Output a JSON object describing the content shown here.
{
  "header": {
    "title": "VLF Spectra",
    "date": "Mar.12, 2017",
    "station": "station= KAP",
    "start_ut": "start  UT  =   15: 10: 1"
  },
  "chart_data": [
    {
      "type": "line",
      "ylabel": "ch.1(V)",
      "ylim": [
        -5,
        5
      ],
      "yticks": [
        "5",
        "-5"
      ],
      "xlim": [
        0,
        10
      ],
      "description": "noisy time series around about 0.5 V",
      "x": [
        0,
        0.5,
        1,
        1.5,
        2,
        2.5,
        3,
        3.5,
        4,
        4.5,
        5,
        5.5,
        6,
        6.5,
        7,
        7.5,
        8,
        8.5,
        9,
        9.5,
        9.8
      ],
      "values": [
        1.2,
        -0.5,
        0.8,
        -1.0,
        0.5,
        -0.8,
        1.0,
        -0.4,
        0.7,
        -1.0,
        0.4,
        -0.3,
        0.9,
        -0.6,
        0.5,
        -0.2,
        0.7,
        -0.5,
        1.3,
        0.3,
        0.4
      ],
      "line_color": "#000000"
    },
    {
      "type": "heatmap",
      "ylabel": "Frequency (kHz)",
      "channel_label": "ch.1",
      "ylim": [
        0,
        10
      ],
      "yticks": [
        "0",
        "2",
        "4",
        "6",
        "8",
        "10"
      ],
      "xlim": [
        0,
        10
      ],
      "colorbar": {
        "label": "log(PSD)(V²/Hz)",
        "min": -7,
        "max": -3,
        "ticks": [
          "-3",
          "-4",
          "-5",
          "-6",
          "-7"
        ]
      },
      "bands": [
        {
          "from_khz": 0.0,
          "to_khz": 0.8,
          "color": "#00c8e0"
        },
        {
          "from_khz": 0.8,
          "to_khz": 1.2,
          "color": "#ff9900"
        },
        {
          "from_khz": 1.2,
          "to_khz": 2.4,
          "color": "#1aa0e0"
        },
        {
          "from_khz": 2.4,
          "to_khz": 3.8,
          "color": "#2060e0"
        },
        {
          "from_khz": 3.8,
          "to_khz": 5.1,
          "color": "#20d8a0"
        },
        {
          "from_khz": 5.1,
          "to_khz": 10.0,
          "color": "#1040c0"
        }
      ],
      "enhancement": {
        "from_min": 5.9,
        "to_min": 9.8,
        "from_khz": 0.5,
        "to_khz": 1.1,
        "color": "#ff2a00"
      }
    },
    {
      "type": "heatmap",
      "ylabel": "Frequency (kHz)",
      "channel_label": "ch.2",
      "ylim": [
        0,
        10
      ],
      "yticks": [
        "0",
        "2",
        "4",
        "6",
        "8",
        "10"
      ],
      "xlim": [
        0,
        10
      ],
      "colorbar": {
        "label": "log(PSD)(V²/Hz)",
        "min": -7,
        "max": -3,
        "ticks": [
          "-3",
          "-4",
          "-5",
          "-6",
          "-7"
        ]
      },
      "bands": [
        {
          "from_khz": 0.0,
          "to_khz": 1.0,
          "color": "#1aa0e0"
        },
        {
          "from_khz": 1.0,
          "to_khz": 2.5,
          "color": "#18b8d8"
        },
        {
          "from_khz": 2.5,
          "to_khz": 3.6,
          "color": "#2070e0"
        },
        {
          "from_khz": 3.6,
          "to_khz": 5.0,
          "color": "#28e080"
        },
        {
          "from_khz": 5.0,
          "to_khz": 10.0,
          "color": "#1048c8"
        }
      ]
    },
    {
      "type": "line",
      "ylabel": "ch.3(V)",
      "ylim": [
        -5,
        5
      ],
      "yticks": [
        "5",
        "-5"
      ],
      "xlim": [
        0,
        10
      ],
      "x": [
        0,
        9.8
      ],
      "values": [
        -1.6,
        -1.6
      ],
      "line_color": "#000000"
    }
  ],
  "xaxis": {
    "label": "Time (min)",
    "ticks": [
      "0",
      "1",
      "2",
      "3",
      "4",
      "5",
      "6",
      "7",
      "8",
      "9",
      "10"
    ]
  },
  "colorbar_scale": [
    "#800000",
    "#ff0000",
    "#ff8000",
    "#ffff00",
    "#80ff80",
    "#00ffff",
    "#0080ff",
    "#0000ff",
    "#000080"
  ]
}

# # # #

■ **YOUR INSTRUCTIONS**: Give the data again, exactly as it stands.

■ **SOLUTION TO THIS TASK**:
Output a JSON object describing the content shown here.
{
  "header": {
    "title": "VLF Spectra",
    "date": "Mar.12, 2017",
    "station": "station= KAP",
    "start_ut": "start  UT  =   15: 10: 1"
  },
  "chart_data": [
    {
      "type": "line",
      "ylabel": "ch.1(V)",
      "ylim": [
        -5,
        5
      ],
      "yticks": [
        "5",
        "-5"
      ],
      "xlim": [
        0,
        10
      ],
      "description": "noisy time series around about 0.5 V",
      "x": [
        0,
        0.5,
        1,
        1.5,
        2,
        2.5,
        3,
        3.5,
        4,
        4.5,
        5,
        5.5,
        6,
        6.5,
        7,
        7.5,
        8,
        8.5,
        9,
        9.5,
        9.8
      ],
      "values": [
        1.2,
        -0.5,
        0.8,
        -1.0,
        0.5,
        -0.8,
        1.0,
        -0.4,
        0.7,
        -1.0,
        0.4,
        -0.3,
        0.9,
        -0.6,
        0.5,
        -0.2,
        0.7,
        -0.5,
        1.3,
        0.3,
        0.4
      ],
      "line_color": "#000000"
    },
    {
      "type": "heatmap",
      "ylabel": "Frequency (kHz)",
      "channel_label": "ch.1",
      "ylim": [
        0,
        10
      ],
      "yticks": [
        "0",
        "2",
        "4",
        "6",
        "8",
        "10"
      ],
      "xlim": [
        0,
        10
      ],
      "colorbar": {
        "label": "log(PSD)(V²/Hz)",
        "min": -7,
        "max": -3,
        "ticks": [
          "-3",
          "-4",
          "-5",
          "-6",
          "-7"
        ]
      },
      "bands": [
        {
          "from_khz": 0.0,
          "to_khz": 0.8,
          "color": "#00c8e0"
        },
        {
          "from_khz": 0.8,
          "to_khz": 1.2,
          "color": "#ff9900"
        },
        {
          "from_khz": 1.2,
          "to_khz": 2.4,
          "color": "#1aa0e0"
        },
        {
          "from_khz": 2.4,
          "to_khz": 3.8,
          "color": "#2060e0"
        },
        {
          "from_khz": 3.8,
          "to_khz": 5.1,
          "color": "#20d8a0"
        },
        {
          "from_khz": 5.1,
          "to_khz": 10.0,
          "color": "#1040c0"
        }
      ],
      "enhancement": {
        "from_min": 5.9,
        "to_min": 9.8,
        "from_khz": 0.5,
        "to_khz": 1.1,
        "color": "#ff2a00"
      }
    },
    {
      "type": "heatmap",
      "ylabel": "Frequency (kHz)",
      "channel_label": "ch.2",
      "ylim": [
        0,
        10
      ],
      "yticks": [
        "0",
        "2",
        "4",
        "6",
        "8",
        "10"
      ],
      "xlim": [
        0,
        10
      ],
      "colorbar": {
        "label": "log(PSD)(V²/Hz)",
        "min": -7,
        "max": -3,
        "ticks": [
          "-3",
          "-4",
          "-5",
          "-6",
          "-7"
        ]
      },
      "bands": [
        {
          "from_khz": 0.0,
          "to_khz": 1.0,
          "color": "#1aa0e0"
        },
        {
          "from_khz": 1.0,
          "to_khz": 2.5,
          "color": "#18b8d8"
        },
        {
          "from_khz": 2.5,
          "to_khz": 3.6,
          "color": "#2070e0"
        },
        {
          "from_khz": 3.6,
          "to_khz": 5.0,
          "color": "#28e080"
        },
        {
          "from_khz": 5.0,
          "to_khz": 10.0,
          "color": "#1048c8"
        }
      ]
    },
    {
      "type": "line",
      "ylabel": "ch.3(V)",
      "ylim": [
        -5,
        5
      ],
      "yticks": [
        "5",
        "-5"
      ],
      "xlim": [
        0,
        10
      ],
      "x": [
        0,
        9.8
      ],
      "values": [
        -1.6,
        -1.6
      ],
      "line_color": "#000000"
    }
  ],
  "xaxis": {
    "label": "Time (min)",
    "ticks": [
      "0",
      "1",
      "2",
      "3",
      "4",
      "5",
      "6",
      "7",
      "8",
      "9",
      "10"
    ]
  },
  "colorbar_scale": [
    "#800000",
    "#ff0000",
    "#ff8000",
    "#ffff00",
    "#80ff80",
    "#00ffff",
    "#0080ff",
    "#0000ff",
    "#000080"
  ]
}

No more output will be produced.